* TASK DETAILS: Every record must be repeated exactly, with no omission.

* THE INPUT:

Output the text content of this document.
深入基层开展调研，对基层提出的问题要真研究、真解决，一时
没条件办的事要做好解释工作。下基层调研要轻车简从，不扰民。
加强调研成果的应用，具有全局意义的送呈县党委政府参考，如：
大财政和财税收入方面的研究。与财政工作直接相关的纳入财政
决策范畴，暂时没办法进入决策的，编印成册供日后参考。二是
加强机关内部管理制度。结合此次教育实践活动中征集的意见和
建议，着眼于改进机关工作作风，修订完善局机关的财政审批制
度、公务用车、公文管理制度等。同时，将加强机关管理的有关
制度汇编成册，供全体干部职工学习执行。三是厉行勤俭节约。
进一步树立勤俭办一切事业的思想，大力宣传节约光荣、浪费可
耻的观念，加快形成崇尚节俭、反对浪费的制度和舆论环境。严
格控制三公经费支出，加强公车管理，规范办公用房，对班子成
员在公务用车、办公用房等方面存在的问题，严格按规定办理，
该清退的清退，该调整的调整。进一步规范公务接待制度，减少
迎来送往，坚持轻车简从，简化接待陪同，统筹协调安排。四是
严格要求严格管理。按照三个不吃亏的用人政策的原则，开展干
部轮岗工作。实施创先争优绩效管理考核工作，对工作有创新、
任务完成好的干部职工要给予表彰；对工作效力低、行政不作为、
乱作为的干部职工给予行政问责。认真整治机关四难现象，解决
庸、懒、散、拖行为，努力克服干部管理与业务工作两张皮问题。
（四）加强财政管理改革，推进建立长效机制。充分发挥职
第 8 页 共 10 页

* RESPONSE:
Output the text content of this document.
深入基层开展调研，对基层提出的问题要真研究、真解决，一时
没条件办的事要做好解释工作。下基层调研要轻车简从，不扰民。
加强调研成果的应用，具有全局意义的送呈县党委政府参考，如：
大财政和财税收入方面的研究。与财政工作直接相关的纳入财政
决策范畴，暂时没办法进入决策的，编印成册供日后参考。二是
加强机关内部管理制度。结合此次教育实践活动中征集的意见和
建议，着眼于改进机关工作作风，修订完善局机关的财政审批制
度、公务用车、公文管理制度等。同时，将加强机关管理的有关
制度汇编成册，供全体干部职工学习执行。三是厉行勤俭节约。
进一步树立勤俭办一切事业的思想，大力宣传节约光荣、浪费可
耻的观念，加快形成崇尚节俭、反对浪费的制度和舆论环境。严
格控制三公经费支出，加强公车管理，规范办公用房，对班子成
员在公务用车、办公用房等方面存在的问题，严格按规定办理，
该清退的清退，该调整的调整。进一步规范公务接待制度，减少
迎来送往，坚持轻车简从，简化接待陪同，统筹协调安排。四是
严格要求严格管理。按照三个不吃亏的用人政策的原则，开展干
部轮岗工作。实施创先争优绩效管理考核工作，对工作有创新、
任务完成好的干部职工要给予表彰；对工作效力低、行政不作为、
乱作为的干部职工给予行政问责。认真整治机关四难现象，解决
庸、懒、散、拖行为，努力克服干部管理与业务工作两张皮问题。
（四）加强财政管理改革，推进建立长效机制。充分发挥职
第 8 页 共 10 页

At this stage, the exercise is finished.